Source records:
※ ※ ※
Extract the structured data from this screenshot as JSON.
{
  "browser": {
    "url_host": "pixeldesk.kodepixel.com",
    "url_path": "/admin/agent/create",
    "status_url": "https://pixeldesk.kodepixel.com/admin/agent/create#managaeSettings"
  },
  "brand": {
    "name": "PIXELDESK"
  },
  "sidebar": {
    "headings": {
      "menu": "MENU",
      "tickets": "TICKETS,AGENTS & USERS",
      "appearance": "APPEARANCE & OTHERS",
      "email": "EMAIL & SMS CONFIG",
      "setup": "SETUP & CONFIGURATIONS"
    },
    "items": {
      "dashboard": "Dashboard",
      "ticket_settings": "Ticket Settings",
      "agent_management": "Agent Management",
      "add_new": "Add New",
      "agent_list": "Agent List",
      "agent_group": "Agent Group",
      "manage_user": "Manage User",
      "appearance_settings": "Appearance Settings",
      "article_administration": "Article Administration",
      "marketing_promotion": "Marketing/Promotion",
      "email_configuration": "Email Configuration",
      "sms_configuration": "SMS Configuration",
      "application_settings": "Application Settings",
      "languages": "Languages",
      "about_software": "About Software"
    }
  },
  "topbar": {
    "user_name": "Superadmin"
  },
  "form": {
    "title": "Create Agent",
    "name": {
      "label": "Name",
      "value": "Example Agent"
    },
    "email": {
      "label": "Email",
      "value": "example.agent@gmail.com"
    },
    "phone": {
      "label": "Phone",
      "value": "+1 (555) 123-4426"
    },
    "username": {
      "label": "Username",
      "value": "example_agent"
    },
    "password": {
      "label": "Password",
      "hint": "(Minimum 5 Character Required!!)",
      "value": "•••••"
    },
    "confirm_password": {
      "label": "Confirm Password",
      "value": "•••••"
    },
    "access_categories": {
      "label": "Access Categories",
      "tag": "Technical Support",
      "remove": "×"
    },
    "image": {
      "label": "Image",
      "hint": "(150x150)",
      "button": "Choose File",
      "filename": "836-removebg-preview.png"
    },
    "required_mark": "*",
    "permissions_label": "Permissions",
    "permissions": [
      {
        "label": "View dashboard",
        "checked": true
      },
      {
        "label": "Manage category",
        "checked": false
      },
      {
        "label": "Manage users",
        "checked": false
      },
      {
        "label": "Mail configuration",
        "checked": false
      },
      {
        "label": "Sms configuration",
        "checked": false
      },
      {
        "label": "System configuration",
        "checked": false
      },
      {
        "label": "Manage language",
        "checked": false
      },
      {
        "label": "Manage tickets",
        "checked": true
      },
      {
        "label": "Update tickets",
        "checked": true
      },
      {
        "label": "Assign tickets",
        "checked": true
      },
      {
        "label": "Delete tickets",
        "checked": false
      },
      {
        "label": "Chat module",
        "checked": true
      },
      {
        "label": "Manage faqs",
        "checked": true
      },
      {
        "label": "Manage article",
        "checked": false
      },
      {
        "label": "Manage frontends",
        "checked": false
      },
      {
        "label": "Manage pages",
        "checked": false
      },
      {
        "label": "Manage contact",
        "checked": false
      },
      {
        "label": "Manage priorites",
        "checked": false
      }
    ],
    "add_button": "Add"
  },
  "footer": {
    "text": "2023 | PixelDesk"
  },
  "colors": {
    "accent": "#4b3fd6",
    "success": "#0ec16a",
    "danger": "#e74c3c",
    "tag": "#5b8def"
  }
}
※ ※ ※
Every record should be repeated exactly; please leave none out.

■ The completed task:
Extract the structured data from this screenshot as JSON.
{
  "browser": {
    "url_host": "pixeldesk.kodepixel.com",
    "url_path": "/admin/agent/create",
    "status_url": "https://pixeldesk.kodepixel.com/admin/agent/create#managaeSettings"
  },
  "brand": {
    "name": "PIXELDESK"
  },
  "sidebar": {
    "headings": {
      "menu": "MENU",
      "tickets": "TICKETS,AGENTS & USERS",
      "appearance": "APPEARANCE & OTHERS",
      "email": "EMAIL & SMS CONFIG",
      "setup": "SETUP & CONFIGURATIONS"
    },
    "items": {
      "dashboard": "Dashboard",
      "ticket_settings": "Ticket Settings",
      "agent_management": "Agent Management",
      "add_new": "Add New",
      "agent_list": "Agent List",
      "agent_group": "Agent Group",
      "manage_user": "Manage User",
      "appearance_settings": "Appearance Settings",
      "article_administration": "Article Administration",
      "marketing_promotion": "Marketing/Promotion",
      "email_configuration": "Email Configuration",
      "sms_configuration": "SMS Configuration",
      "application_settings": "Application Settings",
      "languages": "Languages",
      "about_software": "About Software"
    }
  },
  "topbar": {
    "user_name": "Superadmin"
  },
  "form": {
    "title": "Create Agent",
    "name": {
      "label": "Name",
      "value": "Example Agent"
    },
    "email": {
      "label": "Email",
      "value": "example.agent@gmail.com"
    },
    "phone": {
      "label": "Phone",
      "value": "+1 (555) 123-4426"
    },
    "username": {
      "label": "Username",
      "value": "example_agent"
    },
    "password": {
      "label": "Password",
      "hint": "(Minimum 5 Character Required!!)",
      "value": "•••••"
    },
    "confirm_password": {
      "label": "Confirm Password",
      "value": "•••••"
    },
    "access_categories": {
      "label": "Access Categories",
      "tag": "Technical Support",
      "remove": "×"
    },
    "image": {
      "label": "Image",
      "hint": "(150x150)",
      "button": "Choose File",
      "filename": "836-removebg-preview.png"
    },
    "required_mark": "*",
    "permissions_label": "Permissions",
    "permissions": [
      {
        "label": "View dashboard",
        "checked": true
      },
      {
        "label": "Manage category",
        "checked": false
      },
      {
        "label": "Manage users",
        "checked": false
      },
      {
        "label": "Mail configuration",
        "checked": false
      },
      {
        "label": "Sms configuration",
        "checked": false
      },
      {
        "label": "System configuration",
        "checked": false
      },
      {
        "label": "Manage language",
        "checked": false
      },
      {
        "label": "Manage tickets",
        "checked": true
      },
      {
        "label": "Update tickets",
        "checked": true
      },
      {
        "label": "Assign tickets",
        "checked": true
      },
      {
        "label": "Delete tickets",
        "checked": false
      },
      {
        "label": "Chat module",
        "checked": true
      },
      {
        "label": "Manage faqs",
        "checked": true
      },
      {
        "label": "Manage article",
        "checked": false
      },
      {
        "label": "Manage frontends",
        "checked": false
      },
      {
        "label": "Manage pages",
        "checked": false
      },
      {
        "label": "Manage contact",
        "checked": false
      },
      {
        "label": "Manage priorites",
        "checked": false
      }
    ],
    "add_button": "Add"
  },
  "footer": {
    "text": "2023 | PixelDesk"
  },
  "colors": {
    "accent": "#4b3fd6",
    "success": "#0ec16a",
    "danger": "#e74c3c",
    "tag": "#5b8def"
  }
}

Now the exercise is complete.